(Data records)
────────────────

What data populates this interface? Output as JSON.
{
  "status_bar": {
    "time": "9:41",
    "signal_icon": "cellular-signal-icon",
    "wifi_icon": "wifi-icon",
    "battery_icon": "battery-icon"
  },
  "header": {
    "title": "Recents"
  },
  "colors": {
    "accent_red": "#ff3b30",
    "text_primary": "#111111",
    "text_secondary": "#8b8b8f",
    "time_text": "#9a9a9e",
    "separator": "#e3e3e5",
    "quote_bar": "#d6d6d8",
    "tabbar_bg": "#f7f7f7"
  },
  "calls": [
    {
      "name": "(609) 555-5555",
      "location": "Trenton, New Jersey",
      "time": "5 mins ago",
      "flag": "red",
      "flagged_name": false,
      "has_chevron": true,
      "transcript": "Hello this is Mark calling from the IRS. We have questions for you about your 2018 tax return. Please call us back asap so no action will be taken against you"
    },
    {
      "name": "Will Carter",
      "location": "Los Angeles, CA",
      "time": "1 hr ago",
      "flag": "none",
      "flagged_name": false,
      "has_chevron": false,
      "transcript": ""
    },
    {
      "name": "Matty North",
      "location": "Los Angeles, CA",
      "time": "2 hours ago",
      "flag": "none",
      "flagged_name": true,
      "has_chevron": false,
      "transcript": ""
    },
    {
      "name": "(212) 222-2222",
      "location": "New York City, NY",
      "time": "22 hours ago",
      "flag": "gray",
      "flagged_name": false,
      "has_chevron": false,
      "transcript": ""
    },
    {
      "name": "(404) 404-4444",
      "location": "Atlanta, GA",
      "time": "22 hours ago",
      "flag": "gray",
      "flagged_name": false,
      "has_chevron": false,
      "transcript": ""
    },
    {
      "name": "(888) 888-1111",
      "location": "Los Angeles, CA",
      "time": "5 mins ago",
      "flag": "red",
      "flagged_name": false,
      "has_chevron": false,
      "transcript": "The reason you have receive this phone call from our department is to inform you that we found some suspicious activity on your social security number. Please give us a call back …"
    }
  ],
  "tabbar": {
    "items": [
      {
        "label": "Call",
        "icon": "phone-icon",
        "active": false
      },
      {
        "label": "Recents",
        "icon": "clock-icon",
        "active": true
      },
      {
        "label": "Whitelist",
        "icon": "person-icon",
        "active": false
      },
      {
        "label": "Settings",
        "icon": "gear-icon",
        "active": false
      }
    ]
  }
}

────────────────

## Given problem
Copy down every line of the entries containing the word "this".

## Answer
What data populates this interface? Output as JSON.
      "transcript": "Hello this is Mark calling from the IRS. We have questions for you about your 2018 tax return. Please call us back asap so no action will be taken against you"
      "transcript": "The reason you have receive this phone call from our department is to inform you that we found some suspicious activity on your social security number. Please give us a call back …"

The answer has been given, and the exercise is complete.